**Job:** Can you write out, word for word, the lines of the data below from the line holding "Patent image size: (1058, 726)." through the line holding "The 3D item 1 is at (515, 312).", both included?

**Exercise input:**
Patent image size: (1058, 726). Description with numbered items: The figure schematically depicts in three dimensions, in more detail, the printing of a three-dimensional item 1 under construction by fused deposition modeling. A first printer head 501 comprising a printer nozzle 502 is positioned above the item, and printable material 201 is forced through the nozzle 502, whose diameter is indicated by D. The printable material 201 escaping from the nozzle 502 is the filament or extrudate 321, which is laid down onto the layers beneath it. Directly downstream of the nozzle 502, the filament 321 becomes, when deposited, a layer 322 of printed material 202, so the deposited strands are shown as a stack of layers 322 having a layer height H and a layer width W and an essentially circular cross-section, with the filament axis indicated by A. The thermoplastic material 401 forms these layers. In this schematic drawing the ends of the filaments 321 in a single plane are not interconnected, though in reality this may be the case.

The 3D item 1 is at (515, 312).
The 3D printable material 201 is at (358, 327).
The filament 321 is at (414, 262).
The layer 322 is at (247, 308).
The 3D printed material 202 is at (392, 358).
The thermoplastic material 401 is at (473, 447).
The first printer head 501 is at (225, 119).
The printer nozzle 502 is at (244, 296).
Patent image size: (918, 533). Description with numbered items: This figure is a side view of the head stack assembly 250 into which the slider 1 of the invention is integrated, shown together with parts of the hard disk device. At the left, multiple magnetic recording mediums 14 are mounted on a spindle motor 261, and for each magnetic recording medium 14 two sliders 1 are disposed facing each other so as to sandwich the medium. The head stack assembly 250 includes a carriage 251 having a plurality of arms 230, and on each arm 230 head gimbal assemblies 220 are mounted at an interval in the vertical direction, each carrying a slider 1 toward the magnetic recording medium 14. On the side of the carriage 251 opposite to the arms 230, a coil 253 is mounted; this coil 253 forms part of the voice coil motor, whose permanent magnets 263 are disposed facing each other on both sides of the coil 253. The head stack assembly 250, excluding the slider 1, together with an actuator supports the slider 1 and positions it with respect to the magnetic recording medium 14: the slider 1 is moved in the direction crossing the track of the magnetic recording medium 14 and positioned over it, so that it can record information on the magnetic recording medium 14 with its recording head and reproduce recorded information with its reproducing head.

--

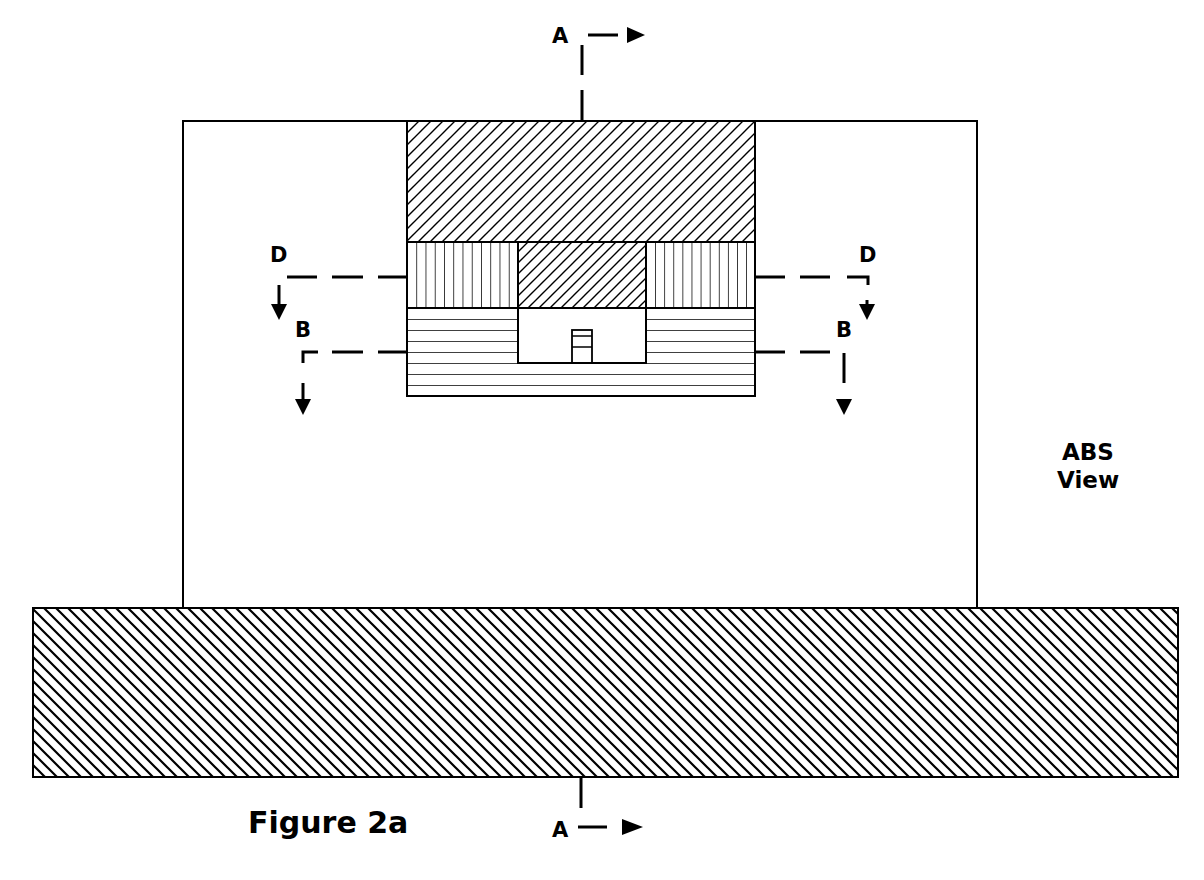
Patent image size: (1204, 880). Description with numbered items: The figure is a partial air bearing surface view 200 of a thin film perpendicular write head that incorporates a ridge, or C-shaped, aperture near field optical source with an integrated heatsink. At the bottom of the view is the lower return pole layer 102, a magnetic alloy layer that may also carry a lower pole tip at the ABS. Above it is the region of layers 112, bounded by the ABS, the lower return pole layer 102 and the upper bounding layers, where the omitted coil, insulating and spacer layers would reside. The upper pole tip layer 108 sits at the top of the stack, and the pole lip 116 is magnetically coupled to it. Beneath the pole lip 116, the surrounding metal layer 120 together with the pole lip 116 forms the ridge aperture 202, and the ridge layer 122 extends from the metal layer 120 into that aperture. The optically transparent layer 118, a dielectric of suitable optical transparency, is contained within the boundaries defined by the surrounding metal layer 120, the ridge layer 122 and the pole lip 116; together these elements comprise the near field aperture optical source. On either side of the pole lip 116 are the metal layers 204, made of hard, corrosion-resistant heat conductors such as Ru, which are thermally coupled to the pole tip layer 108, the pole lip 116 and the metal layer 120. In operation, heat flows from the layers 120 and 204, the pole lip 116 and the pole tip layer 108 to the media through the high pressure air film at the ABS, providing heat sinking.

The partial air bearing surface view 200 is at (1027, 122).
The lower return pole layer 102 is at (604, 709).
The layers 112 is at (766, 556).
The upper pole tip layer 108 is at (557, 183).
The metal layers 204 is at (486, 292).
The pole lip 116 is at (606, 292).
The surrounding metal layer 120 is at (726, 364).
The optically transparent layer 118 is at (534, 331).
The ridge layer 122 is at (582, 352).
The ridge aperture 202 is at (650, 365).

...

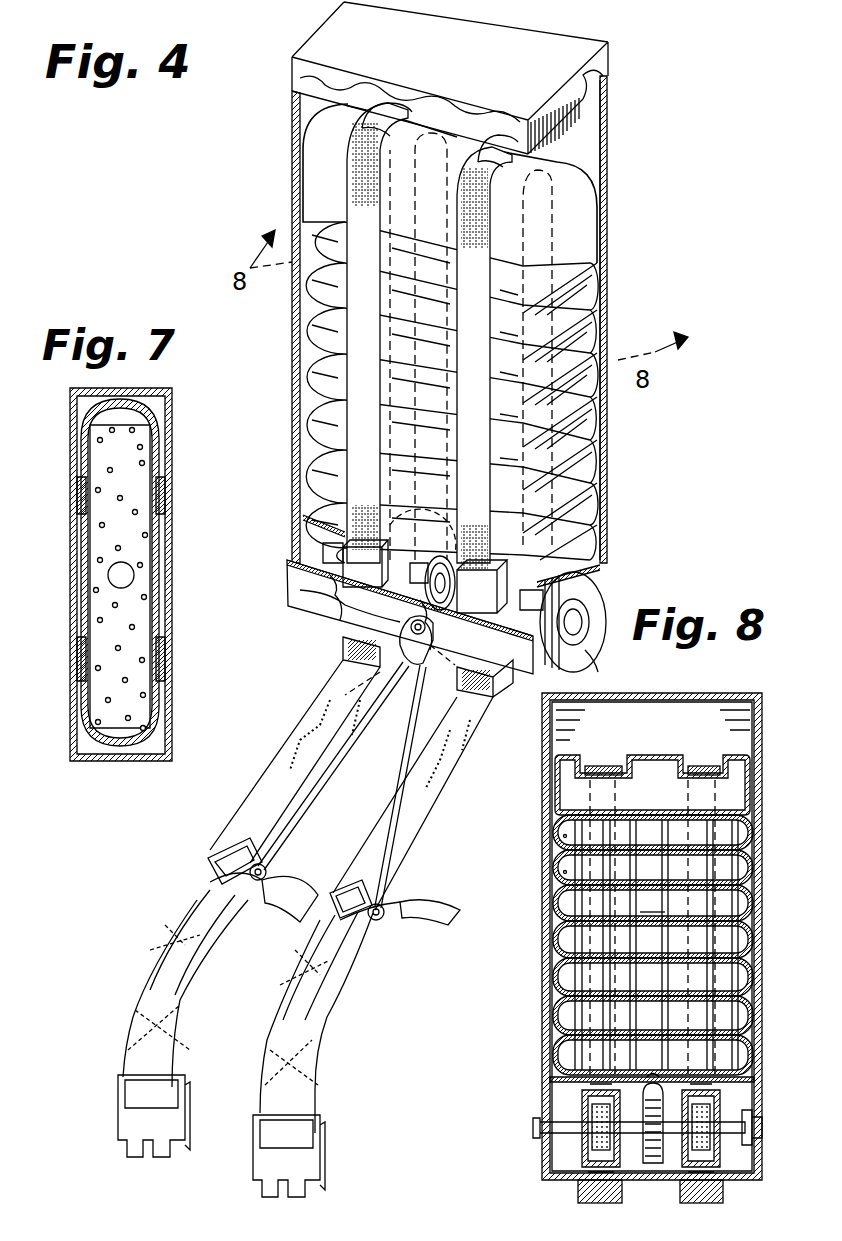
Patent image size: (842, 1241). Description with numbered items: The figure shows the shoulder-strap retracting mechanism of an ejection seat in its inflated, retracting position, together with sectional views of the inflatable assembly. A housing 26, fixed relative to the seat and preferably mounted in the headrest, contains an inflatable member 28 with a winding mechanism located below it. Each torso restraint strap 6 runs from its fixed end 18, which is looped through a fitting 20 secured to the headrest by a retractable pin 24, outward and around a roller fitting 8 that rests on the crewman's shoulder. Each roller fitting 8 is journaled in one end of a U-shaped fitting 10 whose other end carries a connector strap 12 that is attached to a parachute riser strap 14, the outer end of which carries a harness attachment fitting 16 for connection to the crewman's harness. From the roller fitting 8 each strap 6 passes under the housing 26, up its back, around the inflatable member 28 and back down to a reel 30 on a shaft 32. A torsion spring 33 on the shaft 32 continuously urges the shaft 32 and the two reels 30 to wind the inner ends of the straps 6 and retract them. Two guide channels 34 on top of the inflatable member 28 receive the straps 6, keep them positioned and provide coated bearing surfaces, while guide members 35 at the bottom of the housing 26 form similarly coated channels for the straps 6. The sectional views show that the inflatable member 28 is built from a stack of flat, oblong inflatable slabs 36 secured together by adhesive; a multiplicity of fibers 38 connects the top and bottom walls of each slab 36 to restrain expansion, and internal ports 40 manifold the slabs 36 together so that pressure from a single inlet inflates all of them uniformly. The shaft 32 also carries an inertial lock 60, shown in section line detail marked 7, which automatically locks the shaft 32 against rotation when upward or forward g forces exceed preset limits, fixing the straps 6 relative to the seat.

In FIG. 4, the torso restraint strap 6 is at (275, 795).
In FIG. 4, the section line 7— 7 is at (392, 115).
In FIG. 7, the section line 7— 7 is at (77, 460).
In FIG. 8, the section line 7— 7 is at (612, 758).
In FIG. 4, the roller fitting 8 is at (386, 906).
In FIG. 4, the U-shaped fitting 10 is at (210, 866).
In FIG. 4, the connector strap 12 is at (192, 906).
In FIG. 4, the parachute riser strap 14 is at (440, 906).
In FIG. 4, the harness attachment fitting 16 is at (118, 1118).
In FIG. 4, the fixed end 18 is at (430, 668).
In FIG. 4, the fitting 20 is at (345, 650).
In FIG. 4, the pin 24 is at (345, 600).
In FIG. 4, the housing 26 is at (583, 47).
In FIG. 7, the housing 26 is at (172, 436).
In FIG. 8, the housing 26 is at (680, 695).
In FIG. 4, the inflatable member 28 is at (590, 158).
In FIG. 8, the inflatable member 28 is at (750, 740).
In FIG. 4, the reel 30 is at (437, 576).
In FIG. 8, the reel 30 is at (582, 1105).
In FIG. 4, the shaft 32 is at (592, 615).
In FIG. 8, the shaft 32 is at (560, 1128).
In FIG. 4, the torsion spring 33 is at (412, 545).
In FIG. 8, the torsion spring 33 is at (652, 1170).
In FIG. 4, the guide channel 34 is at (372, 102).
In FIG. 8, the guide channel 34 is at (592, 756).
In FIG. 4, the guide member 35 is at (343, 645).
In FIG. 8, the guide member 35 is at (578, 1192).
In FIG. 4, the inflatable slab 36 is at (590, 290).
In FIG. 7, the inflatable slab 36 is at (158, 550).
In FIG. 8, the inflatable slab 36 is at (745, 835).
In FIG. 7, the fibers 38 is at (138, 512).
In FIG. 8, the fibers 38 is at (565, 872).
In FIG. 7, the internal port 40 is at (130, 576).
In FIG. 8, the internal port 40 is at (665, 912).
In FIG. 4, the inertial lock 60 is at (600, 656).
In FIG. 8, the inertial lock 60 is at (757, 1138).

**Solution to this problem:**
Patent image size: (1058, 726). Description with numbered items: The figure schematically depicts in three dimensions, in more detail, the printing of a three-dimensional item 1 under construction by fused deposition modeling. A first printer head 501 comprising a printer nozzle 502 is positioned above the item, and printable material 201 is forced through the nozzle 502, whose diameter is indicated by D. The printable material 201 escaping from the nozzle 502 is the filament or extrudate 321, which is laid down onto the layers beneath it. Directly downstream of the nozzle 502, the filament 321 becomes, when deposited, a layer 322 of printed material 202, so the deposited strands are shown as a stack of layers 322 having a layer height H and a layer width W and an essentially circular cross-section, with the filament axis indicated by A. The thermoplastic material 401 forms these layers. In this schematic drawing the ends of the filaments 321 in a single plane are not interconnected, though in reality this may be the case.

The 3D item 1 is at (515, 312).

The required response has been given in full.